Data supplied:

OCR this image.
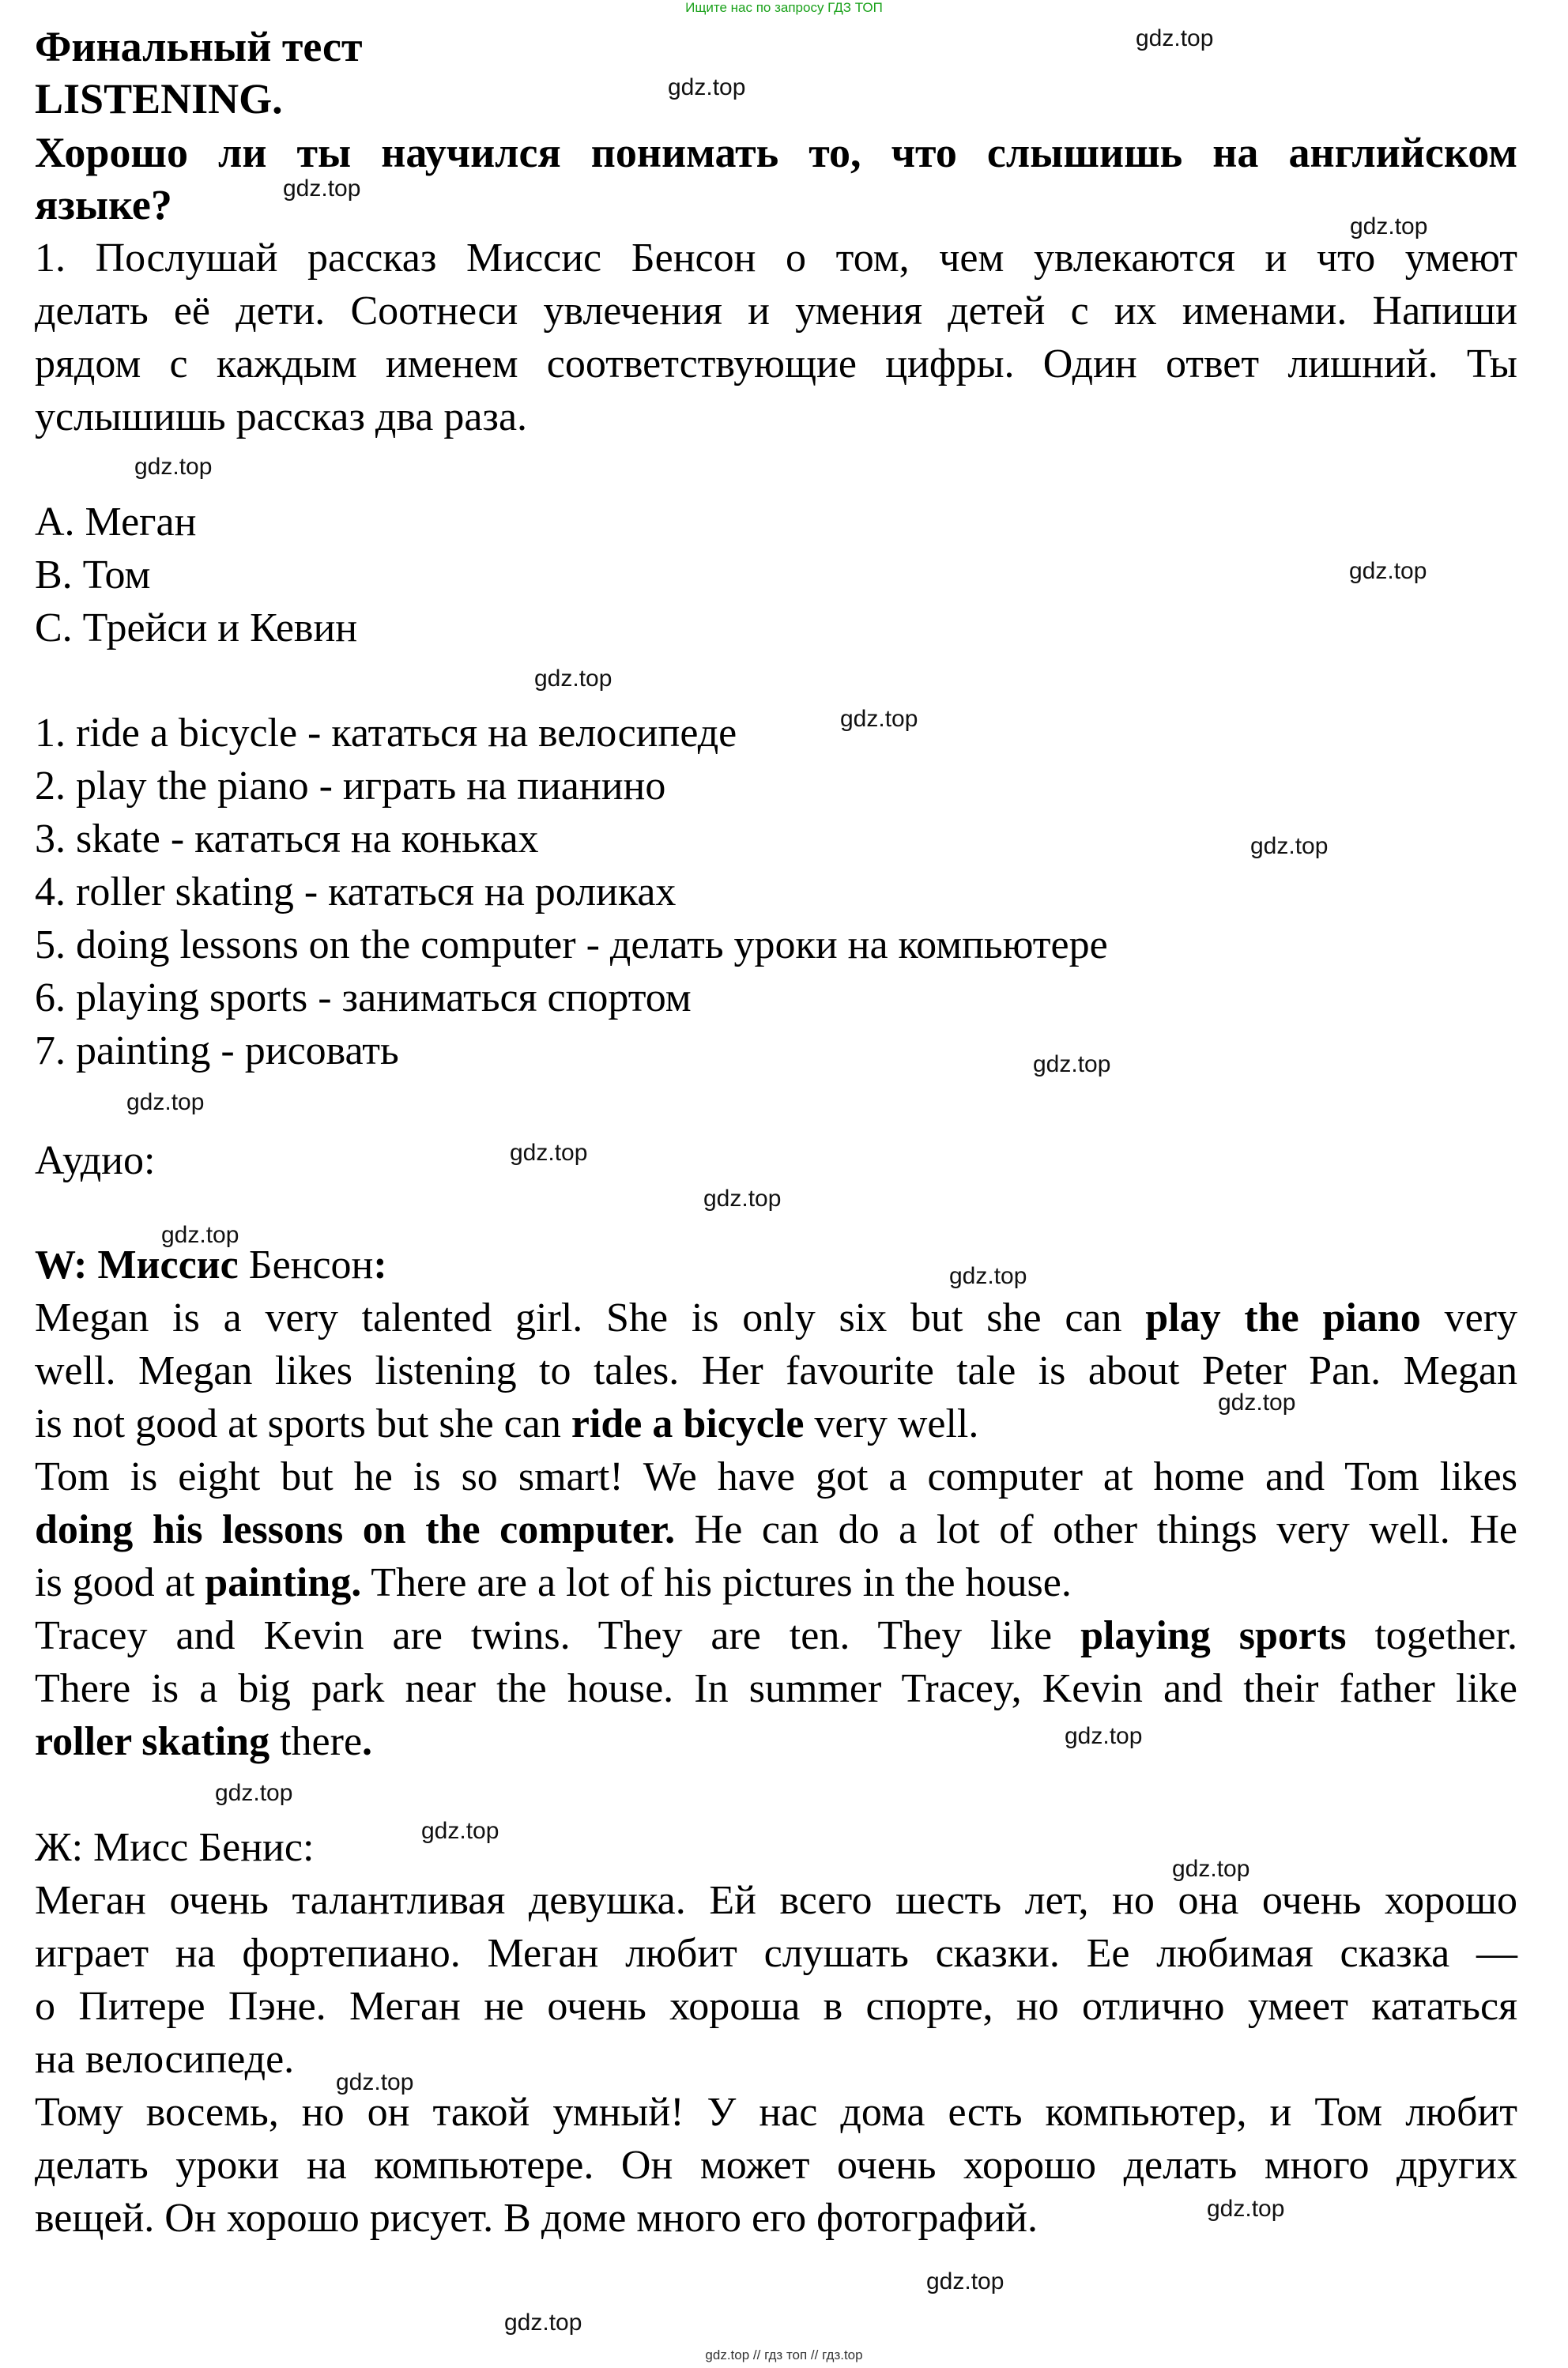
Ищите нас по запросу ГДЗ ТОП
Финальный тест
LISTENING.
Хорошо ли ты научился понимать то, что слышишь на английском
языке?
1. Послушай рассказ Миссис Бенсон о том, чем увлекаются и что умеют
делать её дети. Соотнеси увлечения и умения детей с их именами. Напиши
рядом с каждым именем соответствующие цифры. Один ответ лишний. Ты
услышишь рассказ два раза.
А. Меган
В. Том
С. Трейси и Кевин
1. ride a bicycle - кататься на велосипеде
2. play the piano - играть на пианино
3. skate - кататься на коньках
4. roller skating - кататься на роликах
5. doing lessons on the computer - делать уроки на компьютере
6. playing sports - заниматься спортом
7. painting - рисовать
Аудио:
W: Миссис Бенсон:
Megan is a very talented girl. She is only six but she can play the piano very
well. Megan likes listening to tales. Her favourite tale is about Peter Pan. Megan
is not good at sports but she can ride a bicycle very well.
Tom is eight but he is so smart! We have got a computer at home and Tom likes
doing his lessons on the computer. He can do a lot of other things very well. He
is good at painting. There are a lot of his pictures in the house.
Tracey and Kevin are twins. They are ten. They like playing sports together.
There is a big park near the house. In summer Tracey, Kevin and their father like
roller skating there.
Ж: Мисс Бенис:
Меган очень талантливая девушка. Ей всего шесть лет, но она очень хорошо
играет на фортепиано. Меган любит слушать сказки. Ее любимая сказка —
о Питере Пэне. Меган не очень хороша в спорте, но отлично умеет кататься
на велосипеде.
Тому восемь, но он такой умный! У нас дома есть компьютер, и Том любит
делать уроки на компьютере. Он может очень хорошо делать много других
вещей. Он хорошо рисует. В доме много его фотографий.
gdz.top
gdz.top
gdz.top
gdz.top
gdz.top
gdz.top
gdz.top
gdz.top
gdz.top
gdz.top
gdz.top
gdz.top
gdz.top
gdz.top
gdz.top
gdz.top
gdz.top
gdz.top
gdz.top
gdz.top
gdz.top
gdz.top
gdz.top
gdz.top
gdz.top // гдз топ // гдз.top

==

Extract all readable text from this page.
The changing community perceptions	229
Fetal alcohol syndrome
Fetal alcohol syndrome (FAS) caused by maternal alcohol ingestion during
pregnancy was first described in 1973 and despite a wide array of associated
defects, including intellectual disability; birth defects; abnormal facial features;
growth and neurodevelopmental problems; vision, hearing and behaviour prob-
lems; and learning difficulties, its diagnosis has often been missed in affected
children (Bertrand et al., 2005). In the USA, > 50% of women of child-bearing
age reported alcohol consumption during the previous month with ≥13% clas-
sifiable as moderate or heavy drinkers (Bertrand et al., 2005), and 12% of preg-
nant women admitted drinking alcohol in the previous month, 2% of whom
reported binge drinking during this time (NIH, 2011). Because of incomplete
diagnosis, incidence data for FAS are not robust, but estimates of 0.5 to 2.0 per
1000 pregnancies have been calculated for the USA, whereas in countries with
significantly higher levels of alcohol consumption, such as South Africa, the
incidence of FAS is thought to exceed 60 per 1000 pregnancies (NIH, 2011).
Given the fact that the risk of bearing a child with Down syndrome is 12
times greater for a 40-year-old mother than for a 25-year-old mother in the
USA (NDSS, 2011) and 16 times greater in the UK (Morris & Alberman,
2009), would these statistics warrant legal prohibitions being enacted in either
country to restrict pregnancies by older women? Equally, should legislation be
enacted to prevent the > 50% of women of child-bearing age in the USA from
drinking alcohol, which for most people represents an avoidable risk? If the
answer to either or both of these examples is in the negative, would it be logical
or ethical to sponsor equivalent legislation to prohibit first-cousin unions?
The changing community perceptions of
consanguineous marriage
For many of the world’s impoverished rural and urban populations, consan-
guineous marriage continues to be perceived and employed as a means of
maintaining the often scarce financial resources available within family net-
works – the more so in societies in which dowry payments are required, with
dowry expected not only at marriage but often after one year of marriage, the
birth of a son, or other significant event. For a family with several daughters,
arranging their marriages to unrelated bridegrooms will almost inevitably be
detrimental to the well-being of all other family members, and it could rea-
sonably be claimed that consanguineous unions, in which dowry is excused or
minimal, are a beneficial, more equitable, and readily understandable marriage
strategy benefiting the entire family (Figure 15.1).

Work to do: Go through the data and gather every line that holds "these".

Written response:
2009), would these statistics warrant legal prohibitions being enacted in either
answer to either or both of these examples is in the negative, would it be logical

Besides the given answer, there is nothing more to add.